_Exercise aim_:
Repeat the data that follows, word for word, without the images.

_Records supplied_:
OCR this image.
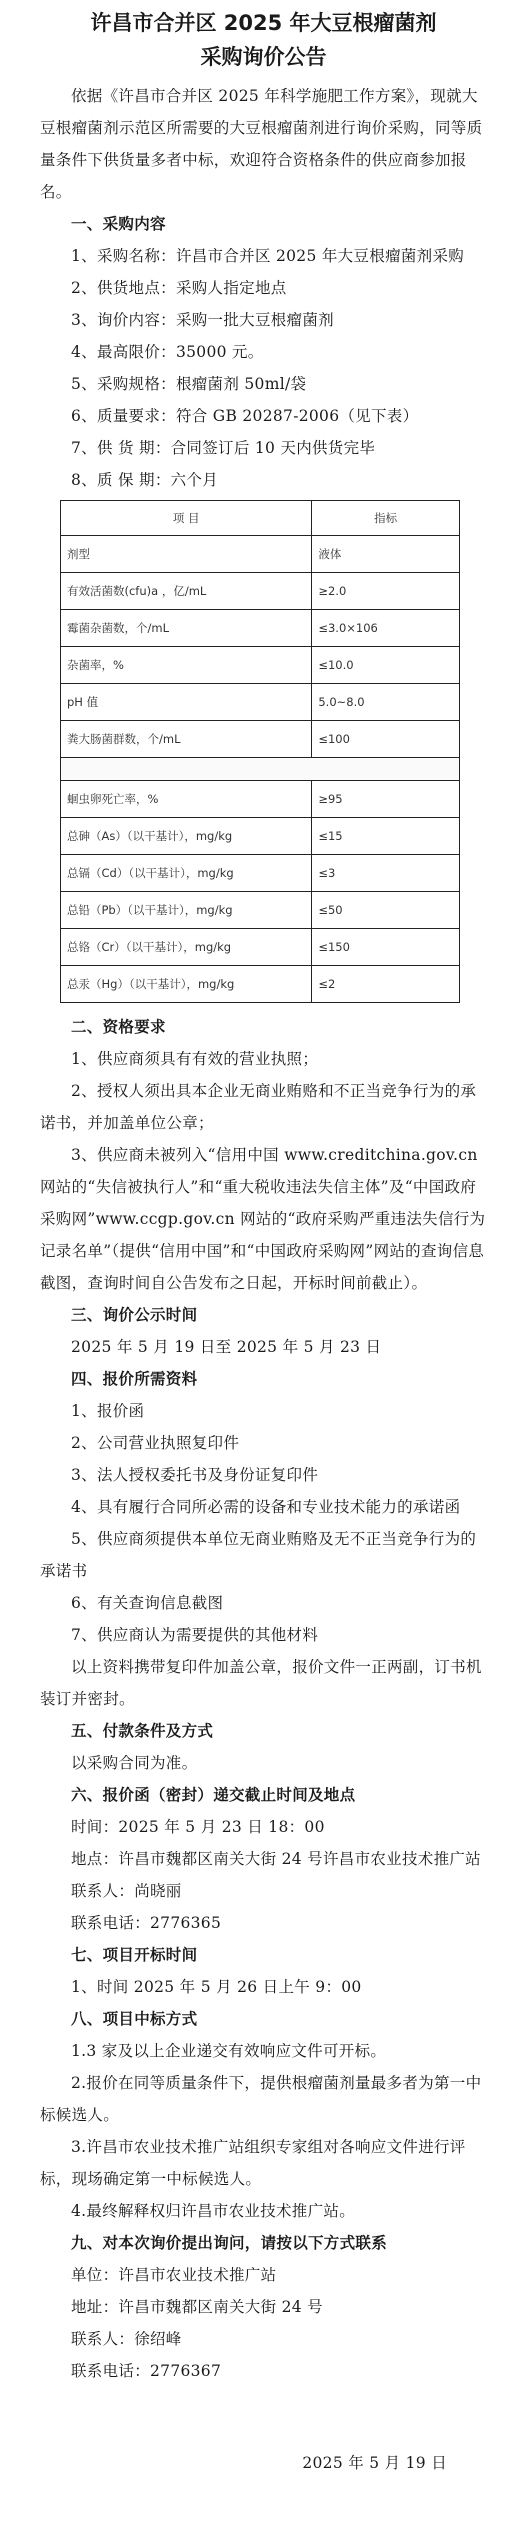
许昌市合并区 2025 年大豆根瘤菌剂
采购询价公告

依据《许昌市合并区 2025 年科学施肥工作方案》，现就大豆根瘤菌剂示范区所需要的大豆根瘤菌剂进行询价采购，同等质量条件下供货量多者中标，欢迎符合资格条件的供应商参加报名。

一、采购内容

1、采购名称：许昌市合并区 2025 年大豆根瘤菌剂采购

2、供货地点：采购人指定地点

3、询价内容：采购一批大豆根瘤菌剂

4、最高限价：35000 元。

5、采购规格：根瘤菌剂 50ml/袋

6、质量要求：符合 GB 20287-2006（见下表）

7、供 货 期：合同签订后 10 天内供货完毕

8、质 保 期：六个月

项 目	指标
剂型	液体
有效活菌数(cfu)a ，亿/mL	≥2.0
霉菌杂菌数，个/mL	≤3.0×106
杂菌率，%	≤10.0
pH 值	5.0~8.0
粪大肠菌群数，个/mL	≤100
蛔虫卵死亡率，%	≥95
总砷（As）（以干基计），mg/kg	≤15
总镉（Cd）（以干基计），mg/kg	≤3
总铅（Pb）（以干基计），mg/kg	≤50
总铬（Cr）（以干基计），mg/kg	≤150
总汞（Hg）（以干基计），mg/kg	≤2

二、资格要求

1、供应商须具有有效的营业执照；

2、授权人须出具本企业无商业贿赂和不正当竞争行为的承诺书，并加盖单位公章；

3、供应商未被列入“信用中国 www.creditchina.gov.cn 网站的“失信被执行人”和“重大税收违法失信主体”及“中国政府采购网”www.ccgp.gov.cn 网站的“政府采购严重违法失信行为记录名单”（提供“信用中国”和“中国政府采购网”网站的查询信息截图，查询时间自公告发布之日起，开标时间前截止）。

三、询价公示时间

2025 年 5 月 19 日至 2025 年 5 月 23 日

四、报价所需资料

1、报价函

2、公司营业执照复印件

3、法人授权委托书及身份证复印件

4、具有履行合同所必需的设备和专业技术能力的承诺函

5、供应商须提供本单位无商业贿赂及无不正当竞争行为的承诺书

6、有关查询信息截图

7、供应商认为需要提供的其他材料

以上资料携带复印件加盖公章，报价文件一正两副，订书机装订并密封。

五、付款条件及方式

以采购合同为准。

六、报价函（密封）递交截止时间及地点

时间：2025 年 5 月 23 日 18：00

地点：许昌市魏都区南关大街 24 号许昌市农业技术推广站

联系人：尚晓丽

联系电话：2776365

七、项目开标时间

1、时间 2025 年 5 月 26 日上午 9：00

八、项目中标方式

1.3 家及以上企业递交有效响应文件可开标。

2.报价在同等质量条件下，提供根瘤菌剂量最多者为第一中标候选人。

3.许昌市农业技术推广站组织专家组对各响应文件进行评标，现场确定第一中标候选人。

4.最终解释权归许昌市农业技术推广站。

九、对本次询价提出询问，请按以下方式联系

单位：许昌市农业技术推广站

地址：许昌市魏都区南关大街 24 号

联系人：徐绍峰

联系电话：2776367

2025 年 5 月 19 日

_Worked answer_:
OCR this image.
许昌市合并区 2025 年大豆根瘤菌剂
采购询价公告

依据《许昌市合并区 2025 年科学施肥工作方案》，现就大豆根瘤菌剂示范区所需要的大豆根瘤菌剂进行询价采购，同等质量条件下供货量多者中标，欢迎符合资格条件的供应商参加报名。

一、采购内容

1、采购名称：许昌市合并区 2025 年大豆根瘤菌剂采购

2、供货地点：采购人指定地点

3、询价内容：采购一批大豆根瘤菌剂

4、最高限价：35000 元。

5、采购规格：根瘤菌剂 50ml/袋

6、质量要求：符合 GB 20287-2006（见下表）

7、供 货 期：合同签订后 10 天内供货完毕

8、质 保 期：六个月

项 目	指标
剂型	液体
有效活菌数(cfu)a ，亿/mL	≥2.0
霉菌杂菌数，个/mL	≤3.0×106
杂菌率，%	≤10.0
pH 值	5.0~8.0
粪大肠菌群数，个/mL	≤100
蛔虫卵死亡率，%	≥95
总砷（As）（以干基计），mg/kg	≤15
总镉（Cd）（以干基计），mg/kg	≤3
总铅（Pb）（以干基计），mg/kg	≤50
总铬（Cr）（以干基计），mg/kg	≤150
总汞（Hg）（以干基计），mg/kg	≤2

二、资格要求

1、供应商须具有有效的营业执照；

2、授权人须出具本企业无商业贿赂和不正当竞争行为的承诺书，并加盖单位公章；

3、供应商未被列入“信用中国 www.creditchina.gov.cn 网站的“失信被执行人”和“重大税收违法失信主体”及“中国政府采购网”www.ccgp.gov.cn 网站的“政府采购严重违法失信行为记录名单”（提供“信用中国”和“中国政府采购网”网站的查询信息截图，查询时间自公告发布之日起，开标时间前截止）。

三、询价公示时间

2025 年 5 月 19 日至 2025 年 5 月 23 日

四、报价所需资料

1、报价函

2、公司营业执照复印件

3、法人授权委托书及身份证复印件

4、具有履行合同所必需的设备和专业技术能力的承诺函

5、供应商须提供本单位无商业贿赂及无不正当竞争行为的承诺书

6、有关查询信息截图

7、供应商认为需要提供的其他材料

以上资料携带复印件加盖公章，报价文件一正两副，订书机装订并密封。

五、付款条件及方式

以采购合同为准。

六、报价函（密封）递交截止时间及地点

时间：2025 年 5 月 23 日 18：00

地点：许昌市魏都区南关大街 24 号许昌市农业技术推广站

联系人：尚晓丽

联系电话：2776365

七、项目开标时间

1、时间 2025 年 5 月 26 日上午 9：00

八、项目中标方式

1.3 家及以上企业递交有效响应文件可开标。

2.报价在同等质量条件下，提供根瘤菌剂量最多者为第一中标候选人。

3.许昌市农业技术推广站组织专家组对各响应文件进行评标，现场确定第一中标候选人。

4.最终解释权归许昌市农业技术推广站。

九、对本次询价提出询问，请按以下方式联系

单位：许昌市农业技术推广站

地址：许昌市魏都区南关大街 24 号

联系人：徐绍峰

联系电话：2776367

2025 年 5 月 19 日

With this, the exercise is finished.